BEGIN TEXT EXTRACT
Instructions & Concepts
So, now we have a good framework of the concepts of assembly language, but how can we see them be utilized to actually do something? Well, we'll start with explaining a bit about registers. General purpose registers on an intel 32 bit processor are 4 bytes in length, also referred to as a "double word" or "DWORD". A Byte consists of 8 bits. It takes four bits to compose a hexadecimal digit, or a nybble.
There are other forms of "words" in assembly - these are naming conventions that refer to "chunks" of data. The computer can handle all this data running into each other, but we use these naming conventions to avoid confusion - for example, attempting to copy 4 bytes of data into a 2-byte register will end in disaster.
A DWORD is, as previously noted, 4 bytes in length. All the registers on an intel 32 bit processor are DWORDS. There are also WORDS, which are a meager 2 bytes in length. There are also bytes and nibbles, which are composed of bits, the 'indivisble unit' of a computer.
NOTE: Some naming conventions choose to call a 4-bytes chunk a WORD and a 2-byte chunk a HALFWORD. It doesn't matter which convention you use, so long as you are consistent.
Although a register is 4 bytes in length, it is not always necessary to use the entirety of the register. For operations requiring an increment smaller than 4 bytes, each register is split into subregisters. Take %eax, for example. The least significant 2 bytes of %eax form their own subregister, which is referred to as %ax. These are further divided into the 1 byte subregisters, %ah and %al. %ah is the most significant byte of %ax, and %al is the least significant byte.
This syntax persists with other registers - for example, instead of %ax, %ah and %al, the register %ebx has %bx, %bh and %bl. Special purpose registers also have their subregisters. %ebp, %esp, %esi and %edi are split into %bp, %sp, %si and %di. However, the special purpose registers are not subdivided past their WORD-sized subregisters.
END TEXT EXTRACT
--- SET OF TASKS ---
a: Extract from the text on assembly registers everything from "Instructions & Concepts" down to "end in disaster.".
b: Continue the text on assembly registers from where it stops.
BEGIN PROVIDED MATERIAL
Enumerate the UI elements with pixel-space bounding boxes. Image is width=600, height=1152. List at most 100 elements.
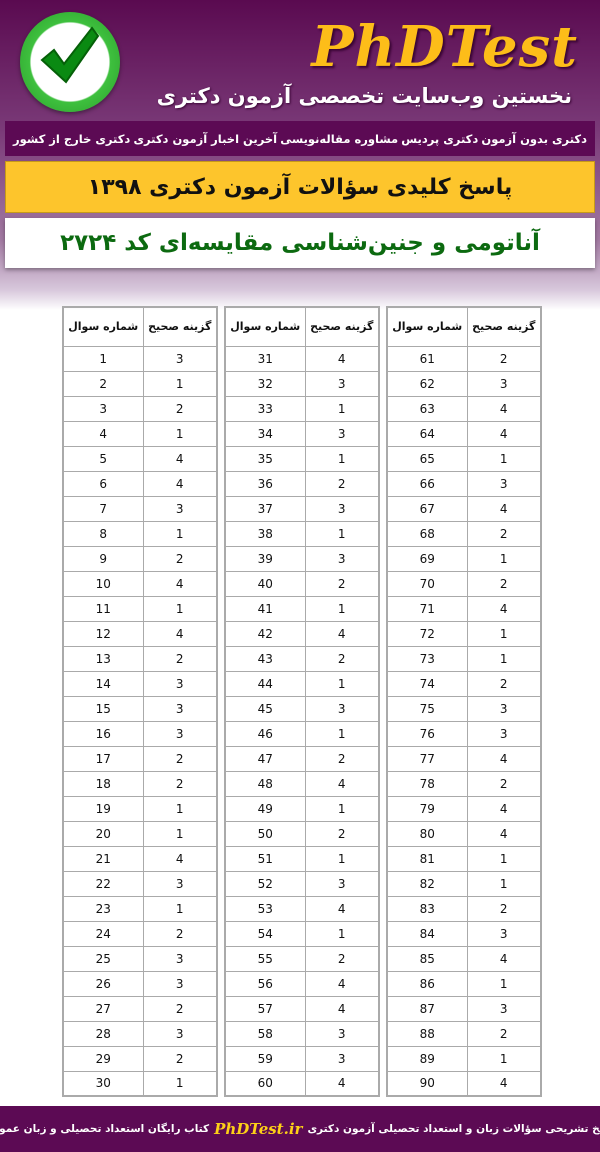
END PROVIDED MATERIAL
--- RESULTS BY TASK ---
a:
Instructions & Concepts
So, now we have a good framework of the concepts of assembly language, but how can we see them be utilized to actually do something? Well, we'll start with explaining a bit about registers. General purpose registers on an intel 32 bit processor are 4 bytes in length, also referred to as a "double word" or "DWORD". A Byte consists of 8 bits. It takes four bits to compose a hexadecimal digit, or a nybble.
There are other forms of "words" in assembly - these are naming conventions that refer to "chunks" of data. The computer can handle all this data running into each other, but we use these naming conventions to avoid confusion - for example, attempting to copy 4 bytes of data into a 2-byte register will end in disaster.

b:
The WORD sized subregisters are sometimes known as 16-bit subregisters, while the 1-byte subregisters are sometimes known as 8-bit subregisters. Likewise, the normal DWORD registers such as %eax are known as 32-bit registers, hence the name "32-bit processor".
There is another form of register beyond the 32-bit registers that are only found on 64-bit processors. These registers can hold a single QWORD, which is equal to 8 bytes. These are prefixed with the letter 'r' - for example, %eax is the least significant 4 bytes of the larger register %rax, which is 8 bytes. Likewise, there is %rbx, %rcx, %rdx, %rbp etc...
Subregisters can be used not only for size optimisation, but also to perform operations on the register as a whole. If you wished to zero out only the least significant byte of %eax while leaving the rest untouched, you could simply do
<syntaxhighlight lang="asm">xor %al, %al</syntaxhighlight>
A register can be considered to be a fundamental variable; they can store variable data of a fixed size (up to 4 bytes in intel 32-bit processors) and are limited in number. You cannot create new registers; there is a set of registers hardwired into the processor, and you must work with these. Some of the registers can simply be used as variables, whereas others have specific function - like the instruction pointer, which holds the memory address of the next instruction to be executed. When an instruction is executed, one of the available gates (which determine the possible instructions that a processor can carry out) is used. The function of the gates is simply to receive a value, perform an operation on it and return it.
Because of the shortage of available registers, some registers - particularly the general purpose ones - will serve many functions. For example, eax can serve as a general variable. When making a kernel interrupt however, the value stored in eax is taken as the argument for the system call to be executed. Likewise, the values in ebx, ecx and edx are used to represent arguments to the syscall made.
The general-purpose registers include eax, ecx, ebx, edi, and edx. Other, non general purpose registers are esi, esp, ebp, and eip.
These registers are not intended to be used for general data processing, but have some specific function that they are used by the processor for.
Stack Pointer - This register remembers the current index of the stack. At the beginning of the small code with the pushes, esp is 0x100010ff, and then it becomes 0x100010f8, f0, so on and so forth as DWORD values are pushed onto the stack. The program uses this to keep track of where it is pushing and popping data from inside of the stack.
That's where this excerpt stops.